> _WRITTEN EXERCISE_
Pick out each line in these entries that contains the string "Land".

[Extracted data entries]
* BEGIN *
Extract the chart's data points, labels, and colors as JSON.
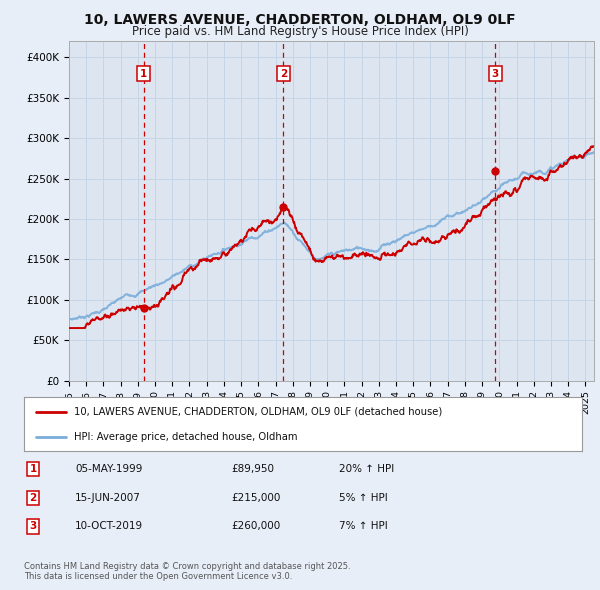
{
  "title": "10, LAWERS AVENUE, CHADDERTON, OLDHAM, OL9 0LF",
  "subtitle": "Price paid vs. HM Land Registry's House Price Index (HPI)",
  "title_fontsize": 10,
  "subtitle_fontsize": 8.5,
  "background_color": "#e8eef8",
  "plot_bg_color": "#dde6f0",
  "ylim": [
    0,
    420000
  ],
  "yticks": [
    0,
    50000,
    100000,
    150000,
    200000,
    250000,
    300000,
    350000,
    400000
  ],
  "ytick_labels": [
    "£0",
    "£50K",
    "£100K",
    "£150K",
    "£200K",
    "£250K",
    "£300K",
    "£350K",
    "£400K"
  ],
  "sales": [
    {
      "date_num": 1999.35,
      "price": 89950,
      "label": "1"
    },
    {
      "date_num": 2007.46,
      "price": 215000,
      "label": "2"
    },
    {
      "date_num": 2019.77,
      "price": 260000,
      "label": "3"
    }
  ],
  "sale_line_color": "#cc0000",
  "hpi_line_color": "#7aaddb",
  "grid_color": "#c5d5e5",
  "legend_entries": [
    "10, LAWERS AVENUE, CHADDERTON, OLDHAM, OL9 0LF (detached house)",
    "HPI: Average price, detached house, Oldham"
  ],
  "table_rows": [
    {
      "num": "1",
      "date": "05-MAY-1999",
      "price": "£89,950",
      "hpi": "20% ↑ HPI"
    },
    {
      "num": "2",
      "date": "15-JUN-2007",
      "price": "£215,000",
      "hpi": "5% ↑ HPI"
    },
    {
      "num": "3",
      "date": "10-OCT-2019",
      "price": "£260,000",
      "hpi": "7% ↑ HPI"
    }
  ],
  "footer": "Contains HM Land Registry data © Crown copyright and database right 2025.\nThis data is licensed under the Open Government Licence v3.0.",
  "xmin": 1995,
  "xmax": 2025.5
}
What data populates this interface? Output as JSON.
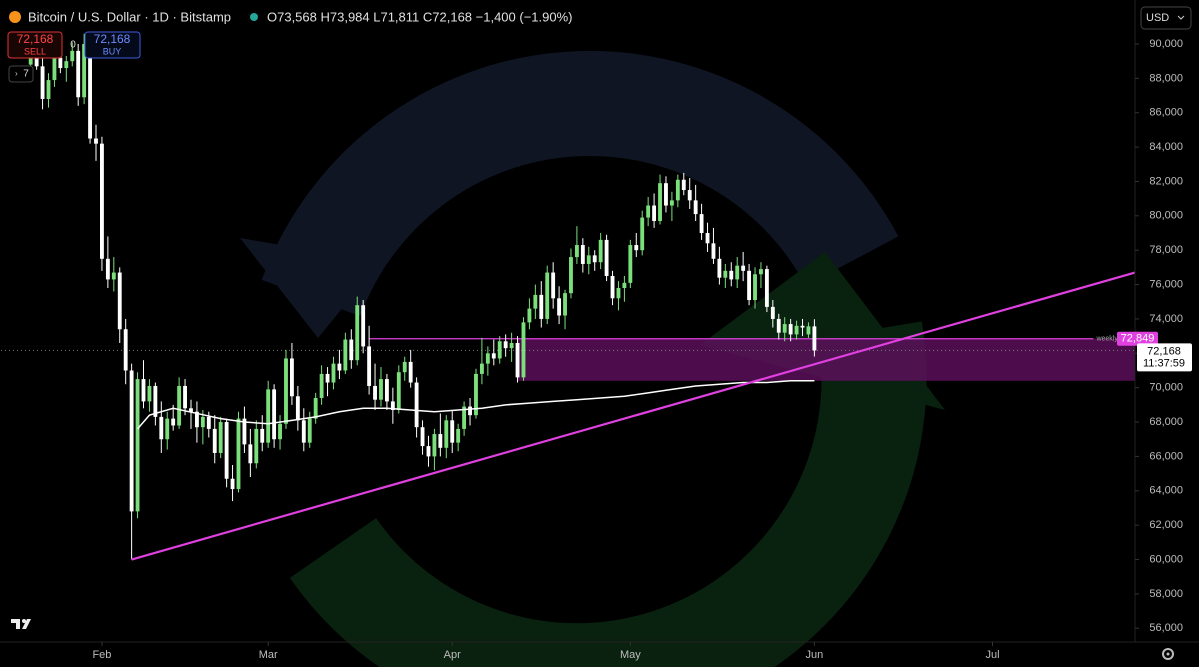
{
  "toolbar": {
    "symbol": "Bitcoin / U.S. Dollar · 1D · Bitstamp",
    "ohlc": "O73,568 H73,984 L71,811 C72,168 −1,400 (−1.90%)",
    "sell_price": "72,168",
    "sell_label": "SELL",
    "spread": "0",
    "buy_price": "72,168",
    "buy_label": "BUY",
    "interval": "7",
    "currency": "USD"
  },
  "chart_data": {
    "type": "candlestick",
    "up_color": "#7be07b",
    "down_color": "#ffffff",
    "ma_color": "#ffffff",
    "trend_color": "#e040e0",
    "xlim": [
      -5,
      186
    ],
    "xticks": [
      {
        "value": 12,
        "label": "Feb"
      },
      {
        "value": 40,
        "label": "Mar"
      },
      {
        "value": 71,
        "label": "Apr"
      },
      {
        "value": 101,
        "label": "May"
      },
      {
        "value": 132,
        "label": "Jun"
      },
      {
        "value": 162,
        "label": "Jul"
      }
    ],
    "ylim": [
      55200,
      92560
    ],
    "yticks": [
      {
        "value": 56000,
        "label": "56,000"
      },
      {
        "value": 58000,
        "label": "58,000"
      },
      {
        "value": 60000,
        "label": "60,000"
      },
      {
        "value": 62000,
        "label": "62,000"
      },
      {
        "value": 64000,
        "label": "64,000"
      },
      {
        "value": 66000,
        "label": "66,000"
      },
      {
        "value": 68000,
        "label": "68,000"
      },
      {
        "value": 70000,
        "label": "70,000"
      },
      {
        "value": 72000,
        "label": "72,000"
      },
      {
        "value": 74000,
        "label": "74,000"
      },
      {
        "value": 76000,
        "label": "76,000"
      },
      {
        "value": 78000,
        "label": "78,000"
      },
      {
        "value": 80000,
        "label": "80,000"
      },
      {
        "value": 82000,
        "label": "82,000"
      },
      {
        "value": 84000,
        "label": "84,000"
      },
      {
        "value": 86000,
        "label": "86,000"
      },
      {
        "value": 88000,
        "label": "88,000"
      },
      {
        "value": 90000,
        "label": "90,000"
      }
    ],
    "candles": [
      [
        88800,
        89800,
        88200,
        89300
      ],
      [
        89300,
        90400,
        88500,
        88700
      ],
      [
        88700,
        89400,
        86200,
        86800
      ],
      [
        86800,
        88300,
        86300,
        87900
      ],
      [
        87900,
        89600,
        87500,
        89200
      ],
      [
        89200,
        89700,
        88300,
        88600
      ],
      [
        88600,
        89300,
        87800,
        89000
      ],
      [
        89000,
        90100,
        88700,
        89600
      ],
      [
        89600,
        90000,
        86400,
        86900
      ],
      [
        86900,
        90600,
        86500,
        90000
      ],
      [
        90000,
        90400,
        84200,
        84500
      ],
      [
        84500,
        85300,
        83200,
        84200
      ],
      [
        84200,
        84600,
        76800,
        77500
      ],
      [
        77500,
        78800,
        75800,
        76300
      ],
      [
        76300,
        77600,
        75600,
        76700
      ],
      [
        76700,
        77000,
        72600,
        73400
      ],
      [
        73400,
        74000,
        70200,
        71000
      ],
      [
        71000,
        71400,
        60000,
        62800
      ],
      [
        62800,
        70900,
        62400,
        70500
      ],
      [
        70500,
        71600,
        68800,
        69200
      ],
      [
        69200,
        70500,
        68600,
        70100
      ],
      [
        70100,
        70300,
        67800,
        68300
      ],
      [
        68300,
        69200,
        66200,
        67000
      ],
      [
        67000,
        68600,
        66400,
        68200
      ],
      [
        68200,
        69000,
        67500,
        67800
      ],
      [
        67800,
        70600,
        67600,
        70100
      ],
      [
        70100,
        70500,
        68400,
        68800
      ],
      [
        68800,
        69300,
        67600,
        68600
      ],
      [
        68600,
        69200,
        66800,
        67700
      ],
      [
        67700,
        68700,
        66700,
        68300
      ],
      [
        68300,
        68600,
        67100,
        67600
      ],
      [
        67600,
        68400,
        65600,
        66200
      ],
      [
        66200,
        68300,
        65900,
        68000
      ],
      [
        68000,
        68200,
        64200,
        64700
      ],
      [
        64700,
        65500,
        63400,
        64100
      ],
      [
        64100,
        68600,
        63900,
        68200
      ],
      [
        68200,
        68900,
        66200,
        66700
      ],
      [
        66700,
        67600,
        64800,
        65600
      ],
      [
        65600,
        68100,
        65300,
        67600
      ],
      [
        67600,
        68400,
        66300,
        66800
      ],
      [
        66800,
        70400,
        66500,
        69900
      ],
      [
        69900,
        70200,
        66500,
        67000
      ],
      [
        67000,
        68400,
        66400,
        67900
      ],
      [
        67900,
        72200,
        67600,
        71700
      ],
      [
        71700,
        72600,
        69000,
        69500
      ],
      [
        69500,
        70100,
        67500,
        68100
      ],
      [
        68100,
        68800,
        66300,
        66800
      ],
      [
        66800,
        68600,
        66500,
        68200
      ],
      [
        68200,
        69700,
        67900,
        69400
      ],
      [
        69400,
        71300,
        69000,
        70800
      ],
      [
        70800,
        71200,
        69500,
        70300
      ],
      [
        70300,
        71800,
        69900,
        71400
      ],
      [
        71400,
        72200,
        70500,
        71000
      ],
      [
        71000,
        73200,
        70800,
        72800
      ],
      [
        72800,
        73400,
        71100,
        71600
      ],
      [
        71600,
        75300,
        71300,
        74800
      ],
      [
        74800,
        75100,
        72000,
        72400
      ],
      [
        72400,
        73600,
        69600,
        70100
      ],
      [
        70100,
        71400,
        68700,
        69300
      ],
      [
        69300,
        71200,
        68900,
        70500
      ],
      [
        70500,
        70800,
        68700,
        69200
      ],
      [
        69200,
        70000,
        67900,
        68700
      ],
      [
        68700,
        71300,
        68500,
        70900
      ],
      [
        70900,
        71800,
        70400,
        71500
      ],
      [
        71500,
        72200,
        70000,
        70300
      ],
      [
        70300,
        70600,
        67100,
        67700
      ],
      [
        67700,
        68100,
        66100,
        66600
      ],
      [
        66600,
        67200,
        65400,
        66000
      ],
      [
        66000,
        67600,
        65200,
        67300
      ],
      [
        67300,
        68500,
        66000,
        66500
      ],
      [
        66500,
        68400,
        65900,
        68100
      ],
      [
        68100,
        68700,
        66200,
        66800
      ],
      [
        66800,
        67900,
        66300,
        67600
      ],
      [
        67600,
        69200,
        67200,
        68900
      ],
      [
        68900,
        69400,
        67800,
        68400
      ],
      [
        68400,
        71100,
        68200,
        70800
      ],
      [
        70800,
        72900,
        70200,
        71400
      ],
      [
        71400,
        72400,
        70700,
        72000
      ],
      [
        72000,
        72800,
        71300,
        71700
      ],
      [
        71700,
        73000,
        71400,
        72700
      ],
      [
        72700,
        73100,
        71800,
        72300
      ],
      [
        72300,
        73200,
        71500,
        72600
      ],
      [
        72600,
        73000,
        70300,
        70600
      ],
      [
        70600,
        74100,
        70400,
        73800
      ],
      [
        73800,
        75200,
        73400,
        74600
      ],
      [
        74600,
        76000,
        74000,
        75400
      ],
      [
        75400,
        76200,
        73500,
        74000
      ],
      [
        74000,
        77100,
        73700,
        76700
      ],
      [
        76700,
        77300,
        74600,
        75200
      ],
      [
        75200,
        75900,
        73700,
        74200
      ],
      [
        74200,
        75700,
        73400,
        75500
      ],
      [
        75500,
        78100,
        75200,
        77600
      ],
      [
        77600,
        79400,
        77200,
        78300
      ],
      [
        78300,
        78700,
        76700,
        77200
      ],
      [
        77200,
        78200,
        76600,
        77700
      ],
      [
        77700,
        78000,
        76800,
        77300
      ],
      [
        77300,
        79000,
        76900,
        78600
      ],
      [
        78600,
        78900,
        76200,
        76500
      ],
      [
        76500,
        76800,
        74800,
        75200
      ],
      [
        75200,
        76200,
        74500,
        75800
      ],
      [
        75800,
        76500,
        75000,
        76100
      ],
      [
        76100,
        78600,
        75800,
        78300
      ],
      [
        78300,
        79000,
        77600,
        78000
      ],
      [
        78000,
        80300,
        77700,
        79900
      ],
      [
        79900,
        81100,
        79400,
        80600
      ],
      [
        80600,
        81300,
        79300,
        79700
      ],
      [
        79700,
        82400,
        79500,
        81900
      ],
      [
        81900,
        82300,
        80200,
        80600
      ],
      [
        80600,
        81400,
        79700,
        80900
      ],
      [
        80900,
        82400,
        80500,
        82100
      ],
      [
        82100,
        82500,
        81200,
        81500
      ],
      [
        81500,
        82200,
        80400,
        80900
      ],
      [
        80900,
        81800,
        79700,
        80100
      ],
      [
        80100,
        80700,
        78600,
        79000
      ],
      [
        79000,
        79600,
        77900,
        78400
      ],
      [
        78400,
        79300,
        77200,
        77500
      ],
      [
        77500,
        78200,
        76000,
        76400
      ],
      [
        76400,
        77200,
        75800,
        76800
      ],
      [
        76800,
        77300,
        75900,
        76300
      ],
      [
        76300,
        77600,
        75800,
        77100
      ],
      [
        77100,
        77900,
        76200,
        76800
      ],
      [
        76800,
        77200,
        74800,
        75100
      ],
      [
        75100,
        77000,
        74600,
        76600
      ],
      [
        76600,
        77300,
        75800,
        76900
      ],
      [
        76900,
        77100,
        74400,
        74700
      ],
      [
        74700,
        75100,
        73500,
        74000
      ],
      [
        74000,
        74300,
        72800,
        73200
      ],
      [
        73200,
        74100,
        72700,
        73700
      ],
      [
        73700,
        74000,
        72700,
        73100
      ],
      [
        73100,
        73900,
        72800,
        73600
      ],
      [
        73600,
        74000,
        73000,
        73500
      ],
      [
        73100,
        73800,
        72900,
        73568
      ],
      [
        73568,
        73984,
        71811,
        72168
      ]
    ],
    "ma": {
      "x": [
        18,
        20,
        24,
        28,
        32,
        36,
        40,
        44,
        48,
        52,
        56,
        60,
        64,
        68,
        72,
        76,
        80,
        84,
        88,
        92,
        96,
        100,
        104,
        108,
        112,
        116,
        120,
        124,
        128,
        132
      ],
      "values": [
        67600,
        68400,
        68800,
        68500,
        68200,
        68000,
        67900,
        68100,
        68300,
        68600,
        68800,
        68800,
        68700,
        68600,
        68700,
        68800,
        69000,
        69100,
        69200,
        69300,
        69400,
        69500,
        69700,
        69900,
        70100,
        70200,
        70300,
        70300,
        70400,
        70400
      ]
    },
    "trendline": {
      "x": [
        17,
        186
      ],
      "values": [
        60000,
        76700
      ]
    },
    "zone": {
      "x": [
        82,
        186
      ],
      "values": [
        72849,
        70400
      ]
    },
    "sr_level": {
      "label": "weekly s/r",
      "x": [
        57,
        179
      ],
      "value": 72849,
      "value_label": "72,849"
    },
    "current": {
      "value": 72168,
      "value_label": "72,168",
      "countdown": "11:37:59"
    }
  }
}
* END *
> _FINAL RESULT_
  "subtitle": "Price paid vs. HM Land Registry's House Price Index (HPI)",
  "footer": "Contains HM Land Registry data © Crown copyright and database right 2025.\nThis data is licensed under the Open Government Licence v3.0.",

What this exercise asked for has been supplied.